* _Data section_:
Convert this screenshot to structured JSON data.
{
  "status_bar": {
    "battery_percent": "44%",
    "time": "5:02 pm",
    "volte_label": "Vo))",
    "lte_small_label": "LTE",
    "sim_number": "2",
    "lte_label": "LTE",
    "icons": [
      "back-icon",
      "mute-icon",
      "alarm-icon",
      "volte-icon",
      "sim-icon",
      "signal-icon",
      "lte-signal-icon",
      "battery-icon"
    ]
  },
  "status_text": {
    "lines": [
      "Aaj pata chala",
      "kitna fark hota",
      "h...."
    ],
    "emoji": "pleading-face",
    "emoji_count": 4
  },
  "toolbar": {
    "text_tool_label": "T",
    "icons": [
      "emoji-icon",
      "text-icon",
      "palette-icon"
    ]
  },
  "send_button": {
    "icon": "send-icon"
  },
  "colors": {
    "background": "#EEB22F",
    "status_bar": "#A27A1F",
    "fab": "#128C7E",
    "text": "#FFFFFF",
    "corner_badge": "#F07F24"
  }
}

* _Exercise objective_:
Copy all the records above exactly, missing none.

* _Solution_:
Convert this screenshot to structured JSON data.
{
  "status_bar": {
    "battery_percent": "44%",
    "time": "5:02 pm",
    "volte_label": "Vo))",
    "lte_small_label": "LTE",
    "sim_number": "2",
    "lte_label": "LTE",
    "icons": [
      "back-icon",
      "mute-icon",
      "alarm-icon",
      "volte-icon",
      "sim-icon",
      "signal-icon",
      "lte-signal-icon",
      "battery-icon"
    ]
  },
  "status_text": {
    "lines": [
      "Aaj pata chala",
      "kitna fark hota",
      "h...."
    ],
    "emoji": "pleading-face",
    "emoji_count": 4
  },
  "toolbar": {
    "text_tool_label": "T",
    "icons": [
      "emoji-icon",
      "text-icon",
      "palette-icon"
    ]
  },
  "send_button": {
    "icon": "send-icon"
  },
  "colors": {
    "background": "#EEB22F",
    "status_bar": "#A27A1F",
    "fab": "#128C7E",
    "text": "#FFFFFF",
    "corner_badge": "#F07F24"
  }
}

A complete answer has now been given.